## start DATA FOR THIS TASK

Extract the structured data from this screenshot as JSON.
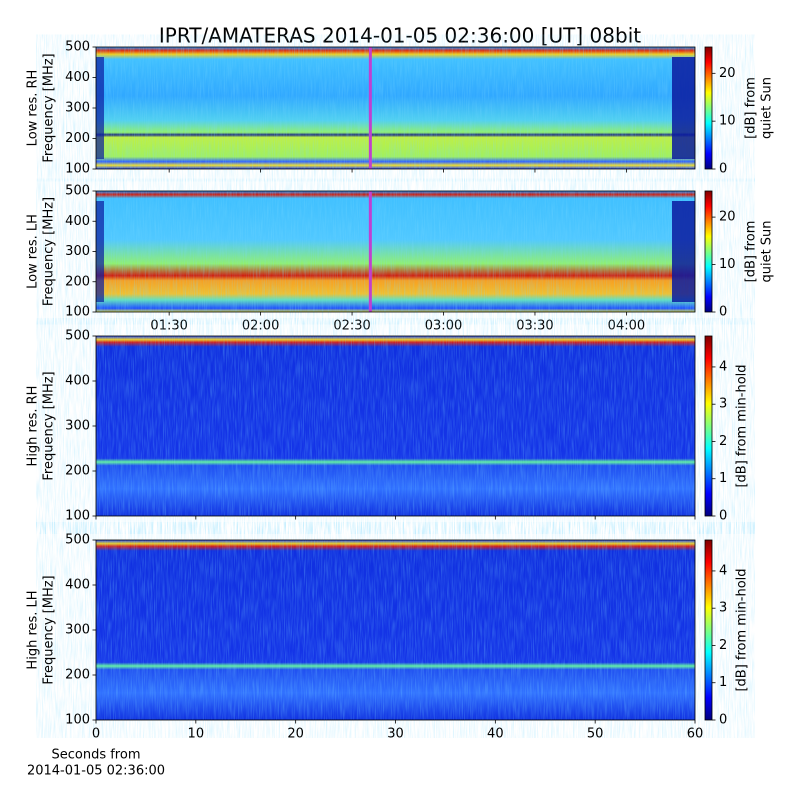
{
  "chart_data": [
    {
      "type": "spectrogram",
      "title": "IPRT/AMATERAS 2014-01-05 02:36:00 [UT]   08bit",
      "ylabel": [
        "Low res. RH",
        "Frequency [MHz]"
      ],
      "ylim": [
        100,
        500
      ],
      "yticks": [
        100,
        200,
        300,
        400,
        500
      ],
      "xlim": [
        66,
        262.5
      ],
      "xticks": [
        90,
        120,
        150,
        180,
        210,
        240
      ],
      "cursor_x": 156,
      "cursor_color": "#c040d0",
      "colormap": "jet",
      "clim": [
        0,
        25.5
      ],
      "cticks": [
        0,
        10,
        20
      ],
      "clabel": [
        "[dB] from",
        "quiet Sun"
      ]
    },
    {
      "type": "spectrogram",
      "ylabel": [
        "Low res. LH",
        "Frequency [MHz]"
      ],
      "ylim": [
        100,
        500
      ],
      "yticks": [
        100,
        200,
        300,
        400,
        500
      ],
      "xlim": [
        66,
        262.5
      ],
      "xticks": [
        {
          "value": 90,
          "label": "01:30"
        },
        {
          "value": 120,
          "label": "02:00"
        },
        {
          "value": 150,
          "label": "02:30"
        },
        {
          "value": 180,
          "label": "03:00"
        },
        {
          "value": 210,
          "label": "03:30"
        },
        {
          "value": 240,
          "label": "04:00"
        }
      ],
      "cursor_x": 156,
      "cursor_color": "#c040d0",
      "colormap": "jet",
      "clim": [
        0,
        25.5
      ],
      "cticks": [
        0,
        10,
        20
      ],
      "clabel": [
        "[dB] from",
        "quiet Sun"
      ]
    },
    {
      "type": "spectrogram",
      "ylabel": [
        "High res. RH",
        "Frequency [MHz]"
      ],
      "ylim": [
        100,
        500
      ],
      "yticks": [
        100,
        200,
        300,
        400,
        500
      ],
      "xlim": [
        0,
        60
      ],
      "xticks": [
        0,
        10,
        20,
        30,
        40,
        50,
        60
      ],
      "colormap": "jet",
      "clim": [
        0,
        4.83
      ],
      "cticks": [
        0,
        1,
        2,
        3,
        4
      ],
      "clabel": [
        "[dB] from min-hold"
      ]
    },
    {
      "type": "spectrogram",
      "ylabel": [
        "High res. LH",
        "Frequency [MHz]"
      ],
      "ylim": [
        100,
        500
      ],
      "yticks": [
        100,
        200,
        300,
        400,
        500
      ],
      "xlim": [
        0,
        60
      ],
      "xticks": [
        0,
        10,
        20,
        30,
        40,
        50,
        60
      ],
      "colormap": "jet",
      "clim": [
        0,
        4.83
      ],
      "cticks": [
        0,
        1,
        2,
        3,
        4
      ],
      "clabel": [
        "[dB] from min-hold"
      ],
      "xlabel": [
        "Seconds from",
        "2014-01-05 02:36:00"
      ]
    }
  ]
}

## end DATA FOR THIS TASK

SET EXERCISE:
Every line of text is to be repeated exactly; pictures are left out.

EXERCISE RESULT:
Extract the structured data from this screenshot as JSON.
{
  "chart_data": [
    {
      "type": "spectrogram",
      "title": "IPRT/AMATERAS 2014-01-05 02:36:00 [UT]   08bit",
      "ylabel": [
        "Low res. RH",
        "Frequency [MHz]"
      ],
      "ylim": [
        100,
        500
      ],
      "yticks": [
        100,
        200,
        300,
        400,
        500
      ],
      "xlim": [
        66,
        262.5
      ],
      "xticks": [
        90,
        120,
        150,
        180,
        210,
        240
      ],
      "cursor_x": 156,
      "cursor_color": "#c040d0",
      "colormap": "jet",
      "clim": [
        0,
        25.5
      ],
      "cticks": [
        0,
        10,
        20
      ],
      "clabel": [
        "[dB] from",
        "quiet Sun"
      ]
    },
    {
      "type": "spectrogram",
      "ylabel": [
        "Low res. LH",
        "Frequency [MHz]"
      ],
      "ylim": [
        100,
        500
      ],
      "yticks": [
        100,
        200,
        300,
        400,
        500
      ],
      "xlim": [
        66,
        262.5
      ],
      "xticks": [
        {
          "value": 90,
          "label": "01:30"
        },
        {
          "value": 120,
          "label": "02:00"
        },
        {
          "value": 150,
          "label": "02:30"
        },
        {
          "value": 180,
          "label": "03:00"
        },
        {
          "value": 210,
          "label": "03:30"
        },
        {
          "value": 240,
          "label": "04:00"
        }
      ],
      "cursor_x": 156,
      "cursor_color": "#c040d0",
      "colormap": "jet",
      "clim": [
        0,
        25.5
      ],
      "cticks": [
        0,
        10,
        20
      ],
      "clabel": [
        "[dB] from",
        "quiet Sun"
      ]
    },
    {
      "type": "spectrogram",
      "ylabel": [
        "High res. RH",
        "Frequency [MHz]"
      ],
      "ylim": [
        100,
        500
      ],
      "yticks": [
        100,
        200,
        300,
        400,
        500
      ],
      "xlim": [
        0,
        60
      ],
      "xticks": [
        0,
        10,
        20,
        30,
        40,
        50,
        60
      ],
      "colormap": "jet",
      "clim": [
        0,
        4.83
      ],
      "cticks": [
        0,
        1,
        2,
        3,
        4
      ],
      "clabel": [
        "[dB] from min-hold"
      ]
    },
    {
      "type": "spectrogram",
      "ylabel": [
        "High res. LH",
        "Frequency [MHz]"
      ],
      "ylim": [
        100,
        500
      ],
      "yticks": [
        100,
        200,
        300,
        400,
        500
      ],
      "xlim": [
        0,
        60
      ],
      "xticks": [
        0,
        10,
        20,
        30,
        40,
        50,
        60
      ],
      "colormap": "jet",
      "clim": [
        0,
        4.83
      ],
      "cticks": [
        0,
        1,
        2,
        3,
        4
      ],
      "clabel": [
        "[dB] from min-hold"
      ],
      "xlabel": [
        "Seconds from",
        "2014-01-05 02:36:00"
      ]
    }
  ]
}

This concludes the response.